Directions:
Using the listing below, extract each line that has the word "Response" in it.

Supplied entries:

+++++

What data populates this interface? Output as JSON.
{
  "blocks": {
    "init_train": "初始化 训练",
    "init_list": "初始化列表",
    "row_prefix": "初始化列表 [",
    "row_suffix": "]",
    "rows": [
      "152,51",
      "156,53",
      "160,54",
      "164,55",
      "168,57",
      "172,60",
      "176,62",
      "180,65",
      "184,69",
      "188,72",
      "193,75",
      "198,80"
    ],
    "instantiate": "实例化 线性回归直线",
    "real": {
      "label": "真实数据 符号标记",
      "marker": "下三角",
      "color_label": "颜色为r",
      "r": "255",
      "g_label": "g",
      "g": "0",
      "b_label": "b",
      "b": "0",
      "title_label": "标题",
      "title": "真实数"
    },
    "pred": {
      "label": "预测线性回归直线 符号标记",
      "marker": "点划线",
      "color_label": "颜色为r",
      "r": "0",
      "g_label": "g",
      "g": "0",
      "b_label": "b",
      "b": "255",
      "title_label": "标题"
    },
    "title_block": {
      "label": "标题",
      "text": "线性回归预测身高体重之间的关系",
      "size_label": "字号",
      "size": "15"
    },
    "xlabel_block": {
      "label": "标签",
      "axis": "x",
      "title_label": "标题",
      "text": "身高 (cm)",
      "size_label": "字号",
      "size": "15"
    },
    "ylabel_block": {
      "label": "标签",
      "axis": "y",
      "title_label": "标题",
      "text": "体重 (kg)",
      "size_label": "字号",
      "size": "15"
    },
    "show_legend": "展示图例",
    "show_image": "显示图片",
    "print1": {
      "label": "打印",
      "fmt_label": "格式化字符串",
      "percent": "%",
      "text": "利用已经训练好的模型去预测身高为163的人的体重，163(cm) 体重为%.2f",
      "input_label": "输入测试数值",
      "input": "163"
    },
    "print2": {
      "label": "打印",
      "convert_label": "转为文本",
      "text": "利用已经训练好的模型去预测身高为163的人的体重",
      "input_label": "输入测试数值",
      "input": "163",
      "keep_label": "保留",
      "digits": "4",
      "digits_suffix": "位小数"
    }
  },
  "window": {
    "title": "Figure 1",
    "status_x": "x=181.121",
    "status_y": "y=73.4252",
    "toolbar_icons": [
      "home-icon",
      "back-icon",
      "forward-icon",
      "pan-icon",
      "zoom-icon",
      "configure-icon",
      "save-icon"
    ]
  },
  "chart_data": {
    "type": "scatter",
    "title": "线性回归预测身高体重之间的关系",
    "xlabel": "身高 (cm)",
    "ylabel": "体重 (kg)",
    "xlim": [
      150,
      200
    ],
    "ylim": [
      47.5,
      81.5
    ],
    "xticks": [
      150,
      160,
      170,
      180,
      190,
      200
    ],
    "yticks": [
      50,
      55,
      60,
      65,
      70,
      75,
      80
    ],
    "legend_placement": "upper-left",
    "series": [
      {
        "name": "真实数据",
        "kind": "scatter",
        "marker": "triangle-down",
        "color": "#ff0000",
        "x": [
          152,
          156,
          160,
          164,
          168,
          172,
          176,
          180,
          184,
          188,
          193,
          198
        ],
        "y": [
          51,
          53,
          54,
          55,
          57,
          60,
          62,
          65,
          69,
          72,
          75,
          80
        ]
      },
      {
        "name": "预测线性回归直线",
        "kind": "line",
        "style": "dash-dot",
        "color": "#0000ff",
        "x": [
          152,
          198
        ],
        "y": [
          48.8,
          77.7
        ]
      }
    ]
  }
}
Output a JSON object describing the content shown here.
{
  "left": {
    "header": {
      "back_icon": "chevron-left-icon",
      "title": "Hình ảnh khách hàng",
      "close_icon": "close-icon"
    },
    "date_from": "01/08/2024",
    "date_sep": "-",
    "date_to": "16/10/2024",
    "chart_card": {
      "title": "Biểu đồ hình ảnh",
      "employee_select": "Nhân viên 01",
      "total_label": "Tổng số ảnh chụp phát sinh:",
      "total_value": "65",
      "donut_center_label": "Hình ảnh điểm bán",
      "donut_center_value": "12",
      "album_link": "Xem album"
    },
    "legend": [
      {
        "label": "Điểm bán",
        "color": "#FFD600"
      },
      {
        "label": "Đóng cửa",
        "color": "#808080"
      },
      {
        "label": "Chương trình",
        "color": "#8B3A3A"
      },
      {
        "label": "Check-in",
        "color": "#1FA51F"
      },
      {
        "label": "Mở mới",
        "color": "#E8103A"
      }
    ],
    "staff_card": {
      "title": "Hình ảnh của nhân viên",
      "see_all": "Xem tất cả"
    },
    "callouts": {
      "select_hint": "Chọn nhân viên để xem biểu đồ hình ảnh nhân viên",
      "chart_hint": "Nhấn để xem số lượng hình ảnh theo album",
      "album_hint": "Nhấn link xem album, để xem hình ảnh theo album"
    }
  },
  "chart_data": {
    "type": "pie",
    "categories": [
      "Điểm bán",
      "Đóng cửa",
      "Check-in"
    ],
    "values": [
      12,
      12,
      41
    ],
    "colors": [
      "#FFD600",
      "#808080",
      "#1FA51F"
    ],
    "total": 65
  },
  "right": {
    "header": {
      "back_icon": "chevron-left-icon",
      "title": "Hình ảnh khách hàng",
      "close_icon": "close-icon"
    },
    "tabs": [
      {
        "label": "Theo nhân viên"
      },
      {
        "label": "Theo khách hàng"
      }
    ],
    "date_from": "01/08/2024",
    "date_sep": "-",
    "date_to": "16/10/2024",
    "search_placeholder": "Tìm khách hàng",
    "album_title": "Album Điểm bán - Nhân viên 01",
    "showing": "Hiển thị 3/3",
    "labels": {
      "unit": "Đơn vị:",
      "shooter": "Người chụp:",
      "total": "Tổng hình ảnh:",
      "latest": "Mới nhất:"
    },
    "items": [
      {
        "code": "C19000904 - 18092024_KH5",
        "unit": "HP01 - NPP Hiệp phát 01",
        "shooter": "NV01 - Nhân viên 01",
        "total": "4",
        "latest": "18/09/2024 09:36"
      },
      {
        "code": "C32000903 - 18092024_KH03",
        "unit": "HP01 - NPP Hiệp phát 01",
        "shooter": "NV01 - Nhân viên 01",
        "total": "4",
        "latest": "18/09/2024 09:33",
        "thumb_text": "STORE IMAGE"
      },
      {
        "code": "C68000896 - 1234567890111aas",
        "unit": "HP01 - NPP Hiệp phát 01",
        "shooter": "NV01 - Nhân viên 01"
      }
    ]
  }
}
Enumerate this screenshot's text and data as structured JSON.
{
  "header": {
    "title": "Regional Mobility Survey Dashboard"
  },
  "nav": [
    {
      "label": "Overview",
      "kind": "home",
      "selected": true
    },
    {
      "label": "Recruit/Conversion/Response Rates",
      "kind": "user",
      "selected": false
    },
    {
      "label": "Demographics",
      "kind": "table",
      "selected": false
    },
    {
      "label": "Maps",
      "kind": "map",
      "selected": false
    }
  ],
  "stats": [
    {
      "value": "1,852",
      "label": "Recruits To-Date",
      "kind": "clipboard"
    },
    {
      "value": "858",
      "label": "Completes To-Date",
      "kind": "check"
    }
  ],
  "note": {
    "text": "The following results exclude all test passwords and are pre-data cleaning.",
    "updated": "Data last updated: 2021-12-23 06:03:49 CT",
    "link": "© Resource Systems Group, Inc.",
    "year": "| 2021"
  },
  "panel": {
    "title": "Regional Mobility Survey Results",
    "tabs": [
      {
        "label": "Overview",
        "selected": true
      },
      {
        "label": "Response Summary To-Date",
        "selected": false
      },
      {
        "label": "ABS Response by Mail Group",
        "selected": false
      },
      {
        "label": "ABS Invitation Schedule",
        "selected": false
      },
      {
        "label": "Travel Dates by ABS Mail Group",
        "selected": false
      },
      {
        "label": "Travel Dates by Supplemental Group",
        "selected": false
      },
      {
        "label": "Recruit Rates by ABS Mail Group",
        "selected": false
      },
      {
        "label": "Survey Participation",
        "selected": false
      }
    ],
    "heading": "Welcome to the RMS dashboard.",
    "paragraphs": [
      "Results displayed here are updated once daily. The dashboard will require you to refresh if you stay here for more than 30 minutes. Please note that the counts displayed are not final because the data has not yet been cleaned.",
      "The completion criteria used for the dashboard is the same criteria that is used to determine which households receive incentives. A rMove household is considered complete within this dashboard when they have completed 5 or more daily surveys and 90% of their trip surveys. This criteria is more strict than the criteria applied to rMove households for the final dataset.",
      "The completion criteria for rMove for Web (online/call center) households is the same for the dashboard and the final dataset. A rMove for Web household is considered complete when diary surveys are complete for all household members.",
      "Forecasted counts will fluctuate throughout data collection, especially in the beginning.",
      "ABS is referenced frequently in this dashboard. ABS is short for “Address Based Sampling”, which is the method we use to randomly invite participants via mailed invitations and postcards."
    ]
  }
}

+++++

Answer to this problem:
      "label": "Recruit/Conversion/Response Rates",
        "label": "Response Summary To-Date",
        "label": "ABS Response by Mail Group",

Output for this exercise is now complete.